-- START OF Material shown --

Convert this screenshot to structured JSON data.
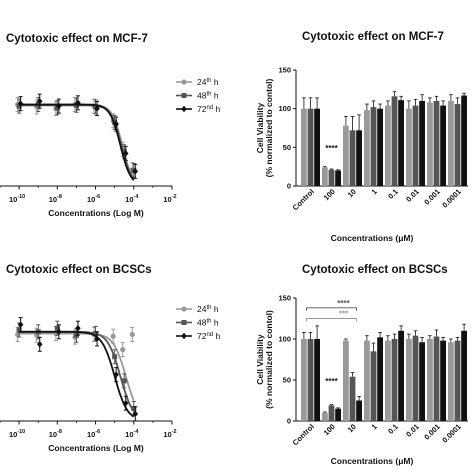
{
  "titles": {
    "top_left": "Cytotoxic effect on MCF-7",
    "top_right": "Cytotoxic effect on MCF-7",
    "bottom_left": "Cytotoxic effect on BCSCs",
    "bottom_right": "Cytotoxic effect on BCSCs"
  },
  "colors": {
    "24h": "#999999",
    "48h": "#555555",
    "72h": "#111111"
  },
  "legend": [
    {
      "base": "24",
      "sup": "th",
      "unit": "h"
    },
    {
      "base": "48",
      "sup": "th",
      "unit": "h"
    },
    {
      "base": "72",
      "sup": "nd",
      "unit": "h"
    }
  ],
  "chart_data": [
    {
      "type": "line",
      "panel": "top-left",
      "title": "",
      "xlabel": "Concentrations (Log M)",
      "x_ticks": [
        "10",
        "10",
        "10",
        "10",
        "10"
      ],
      "x_tick_exponents": [
        "-10",
        "-8",
        "-6",
        "-4",
        "-2"
      ],
      "x_log_range": [
        -11,
        -2
      ],
      "y_range": [
        0,
        130
      ],
      "series": [
        {
          "name": "24th h",
          "points": [
            [
              -10,
              100
            ],
            [
              -9,
              97
            ],
            [
              -8,
              95
            ],
            [
              -7,
              100
            ],
            [
              -6,
              98
            ],
            [
              -5,
              80
            ],
            [
              -4.5,
              45
            ],
            [
              -4,
              20
            ]
          ],
          "fit": {
            "top": 100,
            "bottom": 0,
            "logEC50": -4.6,
            "hill": 1.6
          }
        },
        {
          "name": "48th h",
          "points": [
            [
              -10,
              98
            ],
            [
              -9,
              100
            ],
            [
              -8,
              96
            ],
            [
              -7,
              99
            ],
            [
              -6,
              97
            ],
            [
              -5,
              78
            ],
            [
              -4.5,
              42
            ],
            [
              -4,
              19
            ]
          ],
          "fit": {
            "top": 99,
            "bottom": 0,
            "logEC50": -4.65,
            "hill": 1.6
          }
        },
        {
          "name": "72nd h",
          "points": [
            [
              -10,
              101
            ],
            [
              -9,
              104
            ],
            [
              -8,
              98
            ],
            [
              -7,
              102
            ],
            [
              -6,
              95
            ],
            [
              -5,
              76
            ],
            [
              -4.5,
              40
            ],
            [
              -4,
              18
            ]
          ],
          "fit": {
            "top": 100,
            "bottom": 0,
            "logEC50": -4.7,
            "hill": 1.6
          }
        }
      ]
    },
    {
      "type": "bar",
      "panel": "top-right",
      "title": "",
      "xlabel": "Concentrations (μM)",
      "ylabel": "Cell Viability",
      "ylabel2": "(% normalized to contol)",
      "ylim": [
        0,
        150
      ],
      "yticks": [
        0,
        50,
        100,
        150
      ],
      "categories": [
        "Control",
        "100",
        "10",
        "1",
        "0.1",
        "0.01",
        "0.001",
        "0.0001"
      ],
      "series": [
        {
          "name": "24th h",
          "values": [
            100,
            24,
            78,
            98,
            104,
            100,
            108,
            110
          ]
        },
        {
          "name": "48th h",
          "values": [
            100,
            21,
            72,
            102,
            116,
            104,
            110,
            106
          ]
        },
        {
          "name": "72nd h",
          "values": [
            100,
            20,
            72,
            100,
            111,
            110,
            104,
            117
          ]
        }
      ],
      "errors": [
        [
          14,
          1,
          12,
          8,
          6,
          10,
          6,
          8
        ],
        [
          14,
          1,
          18,
          8,
          6,
          8,
          6,
          8
        ],
        [
          14,
          1,
          20,
          6,
          5,
          8,
          6,
          3
        ]
      ],
      "annotations": [
        {
          "category": "100",
          "text": "****"
        }
      ]
    },
    {
      "type": "line",
      "panel": "bottom-left",
      "title": "",
      "xlabel": "Concentrations (Log M)",
      "x_ticks": [
        "10",
        "10",
        "10",
        "10",
        "10"
      ],
      "x_tick_exponents": [
        "-10",
        "-8",
        "-6",
        "-4",
        "-2"
      ],
      "x_log_range": [
        -11,
        -2
      ],
      "y_range": [
        0,
        130
      ],
      "series": [
        {
          "name": "24th h",
          "points": [
            [
              -10,
              97
            ],
            [
              -9,
              96
            ],
            [
              -8,
              98
            ],
            [
              -7,
              94
            ],
            [
              -6,
              97
            ],
            [
              -5,
              95
            ],
            [
              -4.5,
              80
            ],
            [
              -4,
              97
            ]
          ],
          "fit": {
            "top": 98,
            "bottom": 0,
            "logEC50": -4.4,
            "hill": 1.3
          }
        },
        {
          "name": "48th h",
          "points": [
            [
              -10,
              102
            ],
            [
              -9,
              100
            ],
            [
              -8,
              104
            ],
            [
              -7,
              96
            ],
            [
              -6,
              98
            ],
            [
              -5,
              72
            ],
            [
              -4.5,
              45
            ],
            [
              -4,
              14
            ]
          ],
          "fit": {
            "top": 100,
            "bottom": 0,
            "logEC50": -4.7,
            "hill": 1.3
          }
        },
        {
          "name": "72nd h",
          "points": [
            [
              -10,
              108
            ],
            [
              -9,
              86
            ],
            [
              -8,
              100
            ],
            [
              -7,
              104
            ],
            [
              -6,
              92
            ],
            [
              -5,
              52
            ],
            [
              -4.5,
              20
            ],
            [
              -4,
              8
            ]
          ],
          "fit": {
            "top": 100,
            "bottom": 0,
            "logEC50": -5.0,
            "hill": 1.3
          }
        }
      ]
    },
    {
      "type": "bar",
      "panel": "bottom-right",
      "title": "",
      "xlabel": "Concentrations (μM)",
      "ylabel": "Cell Viability",
      "ylabel2": "(% normalized to contol)",
      "ylim": [
        0,
        150
      ],
      "yticks": [
        0,
        50,
        100,
        150
      ],
      "categories": [
        "Control",
        "100",
        "10",
        "1",
        "0.1",
        "0.01",
        "0.001",
        "0.0001"
      ],
      "series": [
        {
          "name": "24th h",
          "values": [
            100,
            10,
            98,
            98,
            98,
            100,
            100,
            96
          ]
        },
        {
          "name": "48th h",
          "values": [
            100,
            19,
            54,
            85,
            100,
            104,
            103,
            98
          ]
        },
        {
          "name": "72nd h",
          "values": [
            100,
            15,
            25,
            102,
            110,
            96,
            98,
            110
          ]
        }
      ],
      "errors": [
        [
          8,
          1,
          2,
          6,
          6,
          6,
          4,
          4
        ],
        [
          8,
          1,
          5,
          10,
          6,
          6,
          8,
          4
        ],
        [
          16,
          1,
          5,
          6,
          6,
          6,
          4,
          8
        ]
      ],
      "annotations": [
        {
          "category": "100",
          "text": "****"
        }
      ],
      "brackets": [
        {
          "text": "****",
          "from": "Control",
          "to": "10",
          "level": 138,
          "color": "#555555"
        },
        {
          "text": "***",
          "from": "Control",
          "to": "10",
          "level": 125,
          "color": "#999999"
        }
      ]
    }
  ]
}
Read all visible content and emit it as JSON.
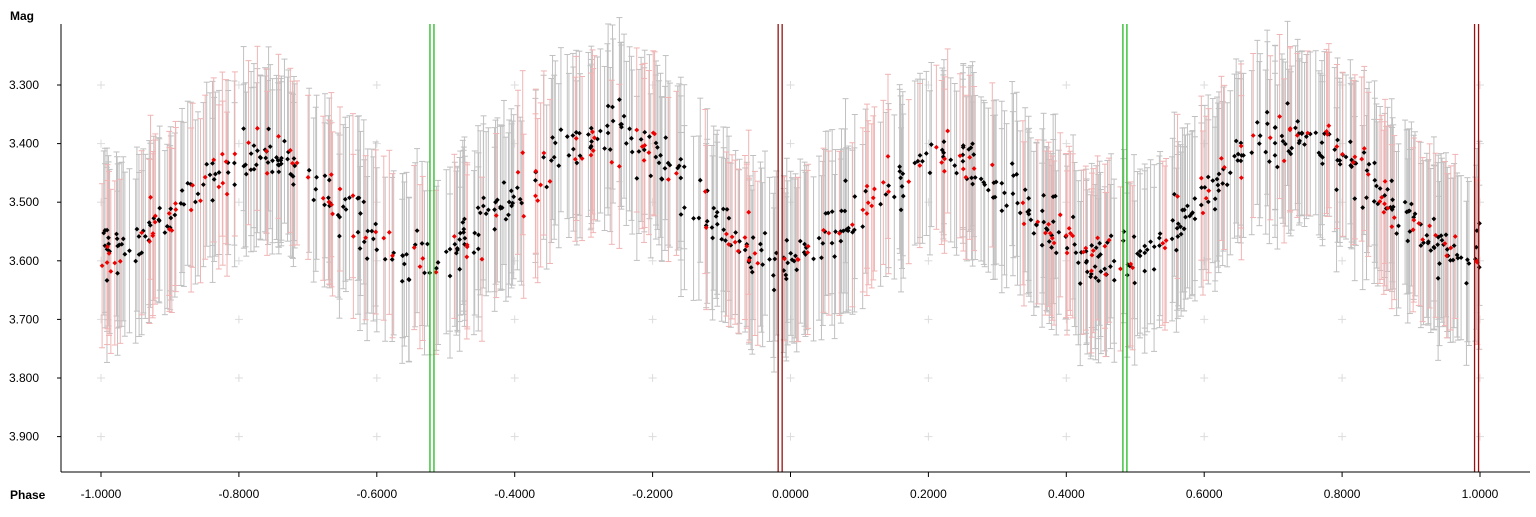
{
  "chart_data": {
    "type": "scatter",
    "ylabel": "Mag",
    "xlabel": "Phase",
    "xlim": [
      -1.0,
      1.0
    ],
    "ylim": [
      3.96,
      3.22
    ],
    "y_inverted": true,
    "grid": "plus markers",
    "legend": "none",
    "x_ticks": [
      -1.0,
      -0.8,
      -0.6,
      -0.4,
      -0.2,
      0.0,
      0.2,
      0.4,
      0.6,
      0.8,
      1.0
    ],
    "x_tick_labels": [
      "-1.0000",
      "-0.8000",
      "-0.6000",
      "-0.4000",
      "-0.2000",
      "0.0000",
      "0.2000",
      "0.4000",
      "0.6000",
      "0.8000",
      "1.0000"
    ],
    "y_ticks": [
      3.3,
      3.4,
      3.5,
      3.6,
      3.7,
      3.8,
      3.9
    ],
    "y_tick_labels": [
      "3.300",
      "3.400",
      "3.500",
      "3.600",
      "3.700",
      "3.800",
      "3.900"
    ],
    "series": [
      {
        "color": "#000000",
        "errorbar_color": "#c0c0c0",
        "error": 0.14,
        "point_count": 620
      },
      {
        "color": "#ee0000",
        "errorbar_color": "#f0b4b4",
        "error": 0.14,
        "point_count": 210
      }
    ],
    "model": {
      "mean": 3.5,
      "amplitude": 0.095,
      "minima": [
        -0.52,
        -0.01,
        0.49,
        0.99
      ],
      "maxima": [
        -0.77,
        -0.27,
        0.23,
        0.73
      ],
      "scatter": 0.035
    },
    "markers": [
      {
        "x": -0.52,
        "color": "#22bb22"
      },
      {
        "x": 0.485,
        "color": "#22bb22"
      },
      {
        "x": -0.015,
        "color": "#991111"
      },
      {
        "x": 0.995,
        "color": "#991111"
      }
    ]
  }
}
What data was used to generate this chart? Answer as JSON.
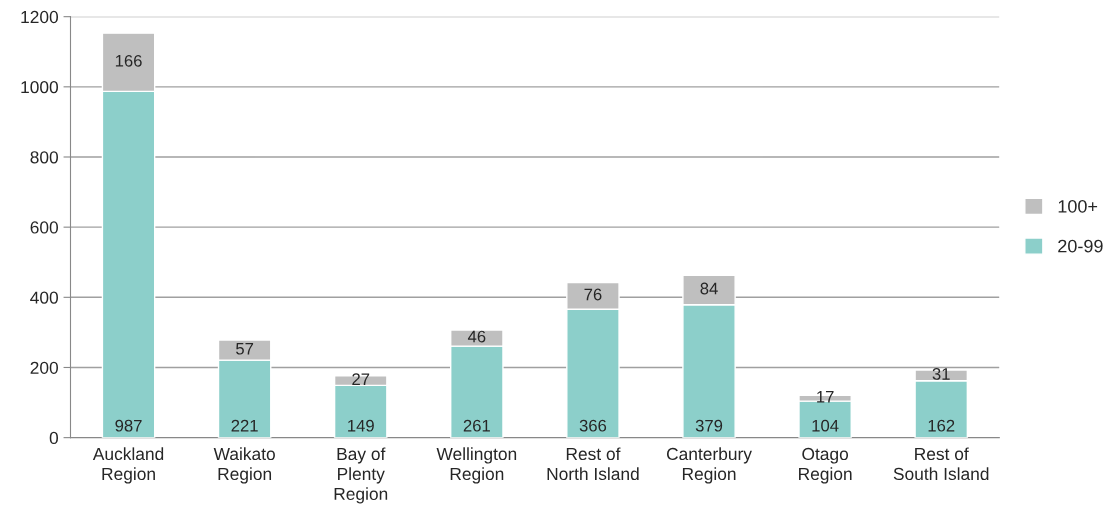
{
  "chart_data": {
    "type": "bar",
    "stacked": true,
    "categories": [
      "Auckland\nRegion",
      "Waikato\nRegion",
      "Bay of\nPlenty\nRegion",
      "Wellington\nRegion",
      "Rest of\nNorth Island",
      "Canterbury\nRegion",
      "Otago\nRegion",
      "Rest of\nSouth Island"
    ],
    "series": [
      {
        "name": "20-99",
        "color": "#8ccfca",
        "values": [
          987,
          221,
          149,
          261,
          366,
          379,
          104,
          162
        ]
      },
      {
        "name": "100+",
        "color": "#bfbfbf",
        "values": [
          166,
          57,
          27,
          46,
          76,
          84,
          17,
          31
        ]
      }
    ],
    "ylim": [
      0,
      1200
    ],
    "yticks": [
      0,
      200,
      400,
      600,
      800,
      1000,
      1200
    ],
    "grid": "y",
    "legend": "right",
    "data_labels": true
  }
}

-- END OF Material shown --

Work instructions: Go through the entries and return each line where the word "this" appears.

Full response:
Convert this screenshot to structured JSON data.
What data was used to generate this chart? Answer as JSON.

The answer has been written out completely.